Material provided:
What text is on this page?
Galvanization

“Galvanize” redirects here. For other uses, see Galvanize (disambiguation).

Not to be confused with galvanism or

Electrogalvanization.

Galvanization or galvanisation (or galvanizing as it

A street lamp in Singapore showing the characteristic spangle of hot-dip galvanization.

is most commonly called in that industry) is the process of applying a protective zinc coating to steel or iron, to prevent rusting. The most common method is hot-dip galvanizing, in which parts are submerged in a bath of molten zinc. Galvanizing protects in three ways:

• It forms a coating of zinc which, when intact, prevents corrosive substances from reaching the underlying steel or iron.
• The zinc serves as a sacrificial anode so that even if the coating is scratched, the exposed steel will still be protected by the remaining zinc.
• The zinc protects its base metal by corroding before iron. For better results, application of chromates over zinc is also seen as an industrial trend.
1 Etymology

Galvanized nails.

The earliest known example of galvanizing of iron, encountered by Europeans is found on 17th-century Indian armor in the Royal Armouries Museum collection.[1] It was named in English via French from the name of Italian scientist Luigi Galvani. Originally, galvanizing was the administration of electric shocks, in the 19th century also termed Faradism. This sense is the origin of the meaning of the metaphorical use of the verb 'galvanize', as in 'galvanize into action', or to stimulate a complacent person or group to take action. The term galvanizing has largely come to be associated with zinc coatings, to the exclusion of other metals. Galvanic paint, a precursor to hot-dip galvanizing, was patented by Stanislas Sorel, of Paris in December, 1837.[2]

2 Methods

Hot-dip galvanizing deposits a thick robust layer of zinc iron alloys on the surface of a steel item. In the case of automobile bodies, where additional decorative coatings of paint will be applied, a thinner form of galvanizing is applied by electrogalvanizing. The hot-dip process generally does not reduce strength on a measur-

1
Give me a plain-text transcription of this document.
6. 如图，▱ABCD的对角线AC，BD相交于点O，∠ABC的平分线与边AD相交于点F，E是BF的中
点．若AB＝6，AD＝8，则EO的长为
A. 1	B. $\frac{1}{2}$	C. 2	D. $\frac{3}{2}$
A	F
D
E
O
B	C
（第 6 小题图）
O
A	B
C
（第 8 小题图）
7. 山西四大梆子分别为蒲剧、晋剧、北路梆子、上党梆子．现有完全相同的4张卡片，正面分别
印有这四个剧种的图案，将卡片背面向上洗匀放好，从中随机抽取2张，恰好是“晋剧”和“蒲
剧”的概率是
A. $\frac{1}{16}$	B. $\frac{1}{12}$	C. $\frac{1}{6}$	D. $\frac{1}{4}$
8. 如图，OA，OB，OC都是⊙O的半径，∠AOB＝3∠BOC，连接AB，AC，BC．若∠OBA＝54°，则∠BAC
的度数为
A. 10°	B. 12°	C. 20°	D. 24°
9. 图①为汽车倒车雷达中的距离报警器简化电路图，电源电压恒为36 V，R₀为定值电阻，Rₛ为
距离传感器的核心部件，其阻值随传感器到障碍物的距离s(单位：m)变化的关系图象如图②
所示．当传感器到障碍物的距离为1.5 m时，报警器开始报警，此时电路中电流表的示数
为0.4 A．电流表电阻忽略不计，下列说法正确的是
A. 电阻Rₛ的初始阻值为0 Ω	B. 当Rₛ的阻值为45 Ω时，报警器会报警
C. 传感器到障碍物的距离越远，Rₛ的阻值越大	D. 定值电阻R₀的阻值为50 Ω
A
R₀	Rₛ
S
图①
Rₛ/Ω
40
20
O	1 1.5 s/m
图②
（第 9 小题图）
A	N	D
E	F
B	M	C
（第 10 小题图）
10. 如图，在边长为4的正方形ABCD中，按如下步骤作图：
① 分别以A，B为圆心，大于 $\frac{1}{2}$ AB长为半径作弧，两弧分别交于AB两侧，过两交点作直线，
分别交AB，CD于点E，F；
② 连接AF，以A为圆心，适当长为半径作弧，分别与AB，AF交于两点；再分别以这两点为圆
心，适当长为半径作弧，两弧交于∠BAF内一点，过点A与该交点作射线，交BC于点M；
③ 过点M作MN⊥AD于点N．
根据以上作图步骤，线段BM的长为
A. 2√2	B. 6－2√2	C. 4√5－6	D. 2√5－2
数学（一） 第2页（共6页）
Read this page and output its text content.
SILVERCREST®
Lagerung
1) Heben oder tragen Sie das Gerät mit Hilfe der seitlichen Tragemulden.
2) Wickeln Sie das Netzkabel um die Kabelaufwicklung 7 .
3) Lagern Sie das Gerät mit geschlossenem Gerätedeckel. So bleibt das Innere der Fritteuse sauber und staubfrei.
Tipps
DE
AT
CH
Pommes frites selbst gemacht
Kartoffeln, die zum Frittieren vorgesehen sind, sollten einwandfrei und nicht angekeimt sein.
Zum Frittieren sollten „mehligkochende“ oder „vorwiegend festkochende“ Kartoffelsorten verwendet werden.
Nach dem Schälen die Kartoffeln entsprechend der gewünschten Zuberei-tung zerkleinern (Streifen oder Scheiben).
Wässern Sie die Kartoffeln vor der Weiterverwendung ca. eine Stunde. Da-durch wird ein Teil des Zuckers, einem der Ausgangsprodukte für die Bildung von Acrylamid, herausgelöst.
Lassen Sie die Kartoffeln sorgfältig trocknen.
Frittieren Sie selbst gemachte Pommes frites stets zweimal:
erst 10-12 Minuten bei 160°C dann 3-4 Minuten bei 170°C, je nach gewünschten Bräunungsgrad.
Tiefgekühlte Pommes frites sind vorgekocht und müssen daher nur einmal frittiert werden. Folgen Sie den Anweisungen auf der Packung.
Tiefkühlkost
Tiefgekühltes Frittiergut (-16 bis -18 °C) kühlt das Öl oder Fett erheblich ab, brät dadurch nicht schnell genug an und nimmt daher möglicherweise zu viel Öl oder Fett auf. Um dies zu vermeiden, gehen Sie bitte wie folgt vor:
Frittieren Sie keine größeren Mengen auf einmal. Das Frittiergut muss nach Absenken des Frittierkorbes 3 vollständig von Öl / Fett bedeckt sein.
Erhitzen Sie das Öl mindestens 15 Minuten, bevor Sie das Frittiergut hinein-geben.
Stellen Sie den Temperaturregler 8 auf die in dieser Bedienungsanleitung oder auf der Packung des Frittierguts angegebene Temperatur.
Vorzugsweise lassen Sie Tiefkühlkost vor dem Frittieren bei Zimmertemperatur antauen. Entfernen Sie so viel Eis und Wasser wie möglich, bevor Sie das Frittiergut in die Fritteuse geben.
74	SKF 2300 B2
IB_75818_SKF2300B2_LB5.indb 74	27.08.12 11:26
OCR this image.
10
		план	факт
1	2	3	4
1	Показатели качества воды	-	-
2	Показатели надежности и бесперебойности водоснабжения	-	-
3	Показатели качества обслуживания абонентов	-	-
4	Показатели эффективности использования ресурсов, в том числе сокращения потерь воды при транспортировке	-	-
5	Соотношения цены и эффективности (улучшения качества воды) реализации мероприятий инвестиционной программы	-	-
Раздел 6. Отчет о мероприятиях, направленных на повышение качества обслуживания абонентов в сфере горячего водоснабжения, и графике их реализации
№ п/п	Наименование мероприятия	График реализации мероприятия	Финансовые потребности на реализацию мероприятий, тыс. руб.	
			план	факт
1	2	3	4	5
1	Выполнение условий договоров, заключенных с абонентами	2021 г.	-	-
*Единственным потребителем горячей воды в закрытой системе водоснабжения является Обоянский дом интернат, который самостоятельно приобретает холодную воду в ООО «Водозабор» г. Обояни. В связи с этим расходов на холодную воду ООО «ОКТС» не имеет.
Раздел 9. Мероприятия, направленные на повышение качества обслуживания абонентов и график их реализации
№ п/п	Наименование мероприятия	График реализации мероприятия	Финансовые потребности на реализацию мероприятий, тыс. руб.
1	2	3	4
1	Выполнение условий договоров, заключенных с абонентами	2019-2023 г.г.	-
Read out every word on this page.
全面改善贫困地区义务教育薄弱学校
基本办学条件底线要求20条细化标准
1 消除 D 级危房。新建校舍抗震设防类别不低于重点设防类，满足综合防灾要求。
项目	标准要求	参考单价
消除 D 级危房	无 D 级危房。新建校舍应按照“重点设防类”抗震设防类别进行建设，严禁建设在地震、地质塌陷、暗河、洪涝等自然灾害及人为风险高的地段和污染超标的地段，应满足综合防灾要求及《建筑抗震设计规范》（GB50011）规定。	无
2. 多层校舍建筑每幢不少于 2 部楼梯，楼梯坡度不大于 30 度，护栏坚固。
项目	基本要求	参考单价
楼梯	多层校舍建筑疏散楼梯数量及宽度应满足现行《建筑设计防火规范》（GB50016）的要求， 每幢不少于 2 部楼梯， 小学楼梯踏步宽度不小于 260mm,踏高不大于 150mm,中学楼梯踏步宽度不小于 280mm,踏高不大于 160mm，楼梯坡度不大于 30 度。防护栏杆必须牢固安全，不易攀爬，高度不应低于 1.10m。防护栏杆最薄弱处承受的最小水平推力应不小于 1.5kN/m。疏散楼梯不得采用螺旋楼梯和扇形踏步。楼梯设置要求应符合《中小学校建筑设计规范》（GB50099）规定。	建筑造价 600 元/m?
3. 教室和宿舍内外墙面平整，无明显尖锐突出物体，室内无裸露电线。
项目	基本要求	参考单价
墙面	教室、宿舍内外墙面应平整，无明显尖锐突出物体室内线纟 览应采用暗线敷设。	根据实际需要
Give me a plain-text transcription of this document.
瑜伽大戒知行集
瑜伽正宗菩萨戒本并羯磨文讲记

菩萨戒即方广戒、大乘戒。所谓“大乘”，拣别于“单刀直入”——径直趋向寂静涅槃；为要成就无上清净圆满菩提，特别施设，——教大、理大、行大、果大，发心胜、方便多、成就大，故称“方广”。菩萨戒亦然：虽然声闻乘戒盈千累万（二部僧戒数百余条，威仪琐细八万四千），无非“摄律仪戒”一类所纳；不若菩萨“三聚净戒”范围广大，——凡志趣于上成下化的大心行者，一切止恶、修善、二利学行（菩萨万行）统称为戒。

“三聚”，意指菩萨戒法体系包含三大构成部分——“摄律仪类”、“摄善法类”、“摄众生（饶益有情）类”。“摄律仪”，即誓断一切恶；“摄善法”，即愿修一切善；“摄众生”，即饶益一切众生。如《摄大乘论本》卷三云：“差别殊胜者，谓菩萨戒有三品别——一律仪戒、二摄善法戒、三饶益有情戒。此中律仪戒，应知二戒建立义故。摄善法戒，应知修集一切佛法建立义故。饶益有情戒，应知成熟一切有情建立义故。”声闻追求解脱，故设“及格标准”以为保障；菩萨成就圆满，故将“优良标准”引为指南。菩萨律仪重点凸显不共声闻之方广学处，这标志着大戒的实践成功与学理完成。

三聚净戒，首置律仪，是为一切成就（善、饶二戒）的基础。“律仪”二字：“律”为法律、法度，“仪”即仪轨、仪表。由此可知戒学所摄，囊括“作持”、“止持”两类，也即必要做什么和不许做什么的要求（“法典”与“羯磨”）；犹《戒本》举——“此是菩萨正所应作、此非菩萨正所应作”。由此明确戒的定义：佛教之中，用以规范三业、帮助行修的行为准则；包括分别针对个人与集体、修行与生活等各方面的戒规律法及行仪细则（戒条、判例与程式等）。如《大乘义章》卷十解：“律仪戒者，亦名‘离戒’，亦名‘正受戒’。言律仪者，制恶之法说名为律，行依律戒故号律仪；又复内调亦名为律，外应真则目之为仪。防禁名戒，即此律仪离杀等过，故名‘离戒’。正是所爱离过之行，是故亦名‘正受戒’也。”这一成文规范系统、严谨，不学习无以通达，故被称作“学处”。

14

Work to be completed:
Return every line above that contains the word "договоров".

Complete output:
1	Выполнение условий договоров, заключенных с абонентами	2021 г.	-	-
1	Выполнение условий договоров, заключенных с абонентами	2019-2023 г.г.	-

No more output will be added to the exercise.